• Selected extract:
Ampere CPUs: Enabling GPU-Free AI Inferencing with Unmatched Power Efficiency

Team Ampere

29 March 2024

Did you know that up to 85% of AI silicon used today in data centers and at the edge is dedicated to AI inferencing? This is where a trained AI model takes the knowledge it has acquired to make predictions on new data.

On the flip side, a smaller fraction of AI silicon is reserved for AI training. This phase focuses on developing a model by feeding it vast amounts of data and tweaking its parameters until it can predict accurately.

 pie-chart.png

Most AI training is better served by high-performance GPU products. Thanks to their vast memory bandwidth that significantly speeds up tasks, they also come with a hefty price tag and substantial power consumption, making them overpriced, overpowered, and overkill for tasks like AI inferencing.

Considering that most AI tasks are centered around inferencing rather than training, CPUs have become a smarter choice. In fact, CPUs can efficiently handle most inference workloads today. The mantra here is all about "rightsizing" your compute power to fit your AI models like a glove.

Enter Ampere Cloud Native CPUs. Their high performance combined with low power requirements makes them exceptionally suitable for inference workloads.

We invite you to join us in exploring why Ampere Cloud Native CPUs are becoming the preferred choice over GPUs for AI inference tasks, empowering your AI to operate more effectively and intelligently.

• Problem 1:
Translate this sentence from the post on Ampere CPUs for AI inferencing into Spanish: "This phase focuses on developing a model by feeding it vast amounts of data and tweaking its parameters until it can predict accurately."
• Problem 2:
Extend the post on Ampere CPUs for AI inferencing with a few more paragraphs that pick up after its final sentence.

• Entries shown:

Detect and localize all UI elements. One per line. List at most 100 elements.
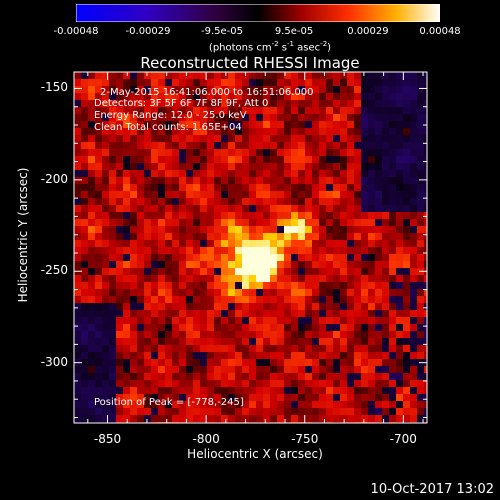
heatmap-cell [95,247,102,254]
heatmap-cell [165,324,172,331]
heatmap-cell [123,177,130,184]
heatmap-cell [298,317,305,324]
heatmap-cell [403,142,410,149]
heatmap-cell [354,282,361,289]
heatmap-cell [319,93,326,100]
heatmap-cell [74,93,81,100]
heatmap-cell [333,149,340,156]
heatmap-cell [312,254,319,261]
heatmap-cell [347,142,354,149]
heatmap-cell [193,282,200,289]
heatmap-cell [165,352,172,359]
colorbar-tick-label: 0.00048 [419,26,461,37]
heatmap-cell [200,72,207,79]
heatmap-cell [298,156,305,163]
heatmap-cell [396,282,403,289]
heatmap-cell [333,135,340,142]
heatmap-cell [186,233,193,240]
heatmap-cell [242,184,249,191]
heatmap-cell [305,303,312,310]
heatmap-cell [319,352,326,359]
heatmap-cell [165,135,172,142]
heatmap-cell [172,324,179,331]
heatmap-cell [179,359,186,366]
heatmap-cell [165,366,172,373]
heatmap-cell [291,415,298,422]
heatmap-cell [249,163,256,170]
heatmap-cell [389,142,396,149]
heatmap-cell [200,247,207,254]
heatmap-cell [179,177,186,184]
heatmap-cell [298,324,305,331]
heatmap-cell [382,198,389,205]
heatmap-cell [333,170,340,177]
heatmap-cell [81,156,88,163]
heatmap-cell [228,422,235,429]
heatmap-cell [319,275,326,282]
heatmap-cell [389,93,396,100]
heatmap-cell [375,86,382,93]
heatmap-cell [179,317,186,324]
heatmap-cell [249,296,256,303]
heatmap-cell [228,156,235,163]
heatmap-cell [137,359,144,366]
heatmap-cell [88,198,95,205]
heatmap-cell [109,317,116,324]
heatmap-cell [158,177,165,184]
heatmap-cell [81,282,88,289]
heatmap-cell [88,219,95,226]
heatmap-cell [305,247,312,254]
heatmap-cell [137,135,144,142]
footer-date: 10-Oct-2017 13:02 [370,482,494,497]
heatmap-cell [326,170,333,177]
heatmap-cell [424,233,431,240]
heatmap-cell [284,156,291,163]
heatmap-cell [88,205,95,212]
heatmap-cell [354,205,361,212]
heatmap-cell [319,142,326,149]
heatmap-cell [298,170,305,177]
heatmap-cell [263,268,270,275]
heatmap-cell [74,268,81,275]
heatmap-cell [347,373,354,380]
heatmap-cell [130,303,137,310]
heatmap-cell [95,373,102,380]
heatmap-cell [305,359,312,366]
heatmap-cell [123,317,130,324]
heatmap-cell [375,387,382,394]
heatmap-cell [214,303,221,310]
heatmap-cell [235,310,242,317]
heatmap-cell [410,149,417,156]
heatmap-cell [389,114,396,121]
heatmap-cell [137,324,144,331]
heatmap-cell [123,408,130,415]
peak-position-text: Position of Peak = [-778,-245] [94,397,244,408]
heatmap-cell [123,79,130,86]
heatmap-cell [242,275,249,282]
heatmap-cell [291,163,298,170]
heatmap-cell [102,219,109,226]
x-tick-label: -850 [93,432,122,446]
heatmap-cell [333,121,340,128]
heatmap-cell [354,212,361,219]
heatmap-cell [242,79,249,86]
heatmap-cell [396,408,403,415]
heatmap-cell [263,121,270,128]
heatmap-cell [291,268,298,275]
heatmap-cell [172,156,179,163]
heatmap-cell [382,107,389,114]
heatmap-cell [249,303,256,310]
heatmap-cell [298,233,305,240]
heatmap-cell [312,317,319,324]
heatmap-cell [109,240,116,247]
heatmap-cell [165,72,172,79]
heatmap-cell [179,352,186,359]
heatmap-cell [340,184,347,191]
heatmap-cell [242,380,249,387]
heatmap-cell [410,282,417,289]
heatmap-cell [305,142,312,149]
heatmap-cell [235,226,242,233]
heatmap-cell [235,387,242,394]
heatmap-cell [116,352,123,359]
heatmap-cell [109,261,116,268]
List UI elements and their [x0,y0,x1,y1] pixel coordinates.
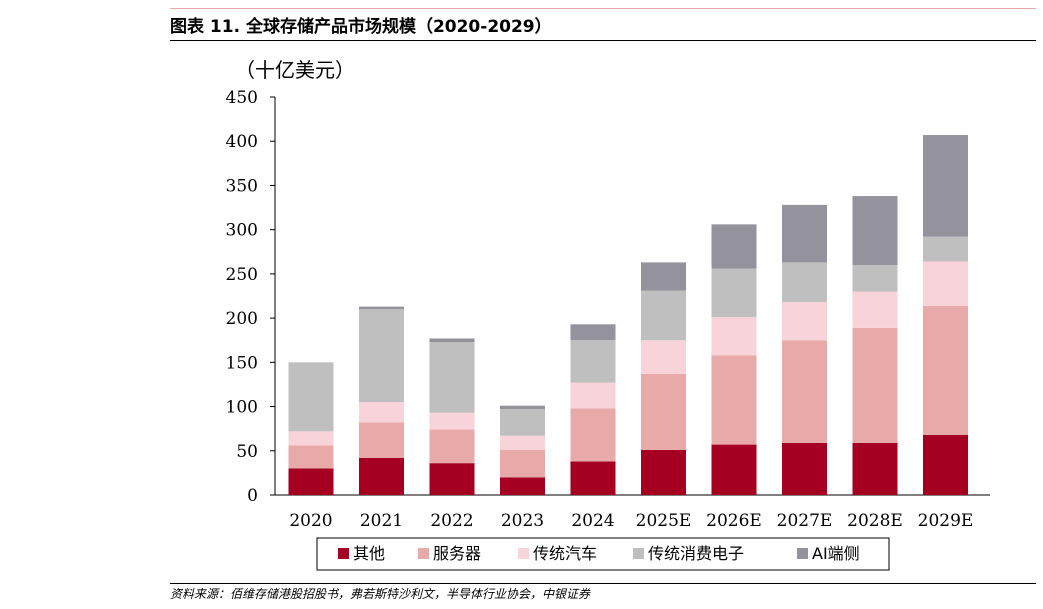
y-tick-label: 450 [226,88,258,108]
x-tick-label: 2025E [636,511,692,531]
legend-label: 服务器 [433,544,481,563]
bar-segment [641,373,686,450]
bar-segment [359,422,404,458]
figure-title: 图表 11. 全球存储产品市场规模（2020-2029） [170,17,552,37]
y-unit-label: （十亿美元） [235,58,355,82]
bar-segment [500,405,545,410]
legend-box [316,537,890,571]
bar-segment [570,382,616,409]
bar-segment [500,435,545,450]
x-tick-label: 2027E [777,511,833,531]
bar-segment [782,302,827,341]
bar-segment [500,449,545,478]
bar-segment [429,412,475,430]
bar-segment [500,477,545,495]
bar-segment [359,457,404,495]
legend-label: AI端侧 [812,544,860,563]
bar-segment [641,262,686,291]
bar-segment [288,431,334,446]
legend-swatch [633,548,644,559]
legend-label: 其他 [353,544,385,563]
source-rule [170,583,1036,584]
x-tick-label: 2020 [289,511,332,531]
bar-segment [570,324,616,341]
bar-segment [429,338,475,342]
bar-segment [641,290,686,341]
x-tick-label: 2023 [501,511,544,531]
x-tick-label: 2022 [430,511,473,531]
bar-segment [852,327,898,443]
bar-segment [641,449,686,495]
bar-segment [359,306,404,310]
y-tick-label: 150 [226,353,258,373]
bar-segment [852,265,898,292]
title-rule [170,40,1036,41]
bar-segment [923,236,968,262]
y-tick-label: 50 [236,442,258,462]
bar-segment [570,461,616,495]
bar-segment [711,317,757,356]
y-tick-label: 350 [226,176,258,196]
legend-swatch [338,548,349,559]
bar-segment [711,444,757,495]
bar-segment [923,434,968,495]
bar-segment [359,309,404,403]
bar-segment [711,355,757,445]
legend-label: 传统汽车 [533,544,597,563]
bar-segment [359,402,404,423]
bar-segment [923,261,968,306]
bar-segment [711,224,757,269]
bar-segment [923,135,968,237]
legend-swatch [518,548,529,559]
bar-segment [852,196,898,266]
bar-segment [500,409,545,436]
bar-segment [782,340,827,443]
bar-segment [429,341,475,413]
header-top-rule [170,8,1036,9]
bar-segment [923,305,968,435]
bar-segment [782,262,827,303]
bar-segment [782,204,827,263]
bar-segment [288,445,334,469]
bar-segment [288,362,334,432]
y-tick-label: 100 [226,398,258,418]
x-tick-label: 2021 [360,511,403,531]
x-tick-label: 2029E [918,511,974,531]
bar-segment [641,340,686,374]
x-tick-label: 2028E [847,511,903,531]
bar-segment [429,463,475,495]
bar-segment [570,340,616,383]
y-tick-label: 200 [226,309,258,329]
bar-segment [782,442,827,495]
bar-segment [711,268,757,318]
bar-segment [852,442,898,495]
y-tick-label: 250 [226,265,258,285]
source-note: 资料来源：佰维存储港股招股书，弗若斯特沙利文，半导体行业协会，中银证券 [170,587,591,601]
legend-swatch [418,548,429,559]
legend-label: 传统消费电子 [648,544,744,563]
x-tick-label: 2026E [706,511,762,531]
x-tick-label: 2024 [571,511,614,531]
bar-segment [570,408,616,462]
legend-swatch [797,548,808,559]
y-tick-label: 300 [226,221,258,241]
y-tick-label: 400 [226,132,258,152]
bar-segment [852,291,898,328]
bar-segment [288,468,334,495]
bar-segment [429,429,475,464]
y-tick-label: 0 [247,486,258,506]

• Written reply 1:
Esta fase se centra en desarrollar un modelo alimentándolo con enormes cantidades de datos y ajustando sus parámetros hasta que pueda predecir con precisión.

• Written reply 2:
Revolutionizing GPU-Free AI Inferencing: Ampere's CPU-Driven Approach

At Ampere, we're passionate about revolutionizing AI inference with our groundbreaking GPU-free Cloud Native CPUs. This is achieved through the high compute density of Ampere processors, equipped with up to 192 single-threaded cores and double the vector units per core—allowing for predictable performance and unprecedented computational scaling.

In computational workloads such as AI, the reliance on these vector units is crucial to performance and is one reason the Ampere architecture is so efficient vs. legacy x86 processors. AI is a workload that particularly benefits from high computational scale, making the additional vector units in each core a valuable resource for vector math operations. This innovative architecture doesn't just crank up computational power; it does so with an eye on energy efficiency, striking a perfect harmony that fuels AI applications without draining resources.

For larger inference workloads that go beyond what CPUs can handle on their own, we've embraced domain-specific accelerators (DSAs). While DSAs provide a scalable and power-efficient AI solution, this move isn't just about scaling; it's about doing so efficiently and powerfully, ensuring that even the most demanding AI applications run smoothly without missing a beat.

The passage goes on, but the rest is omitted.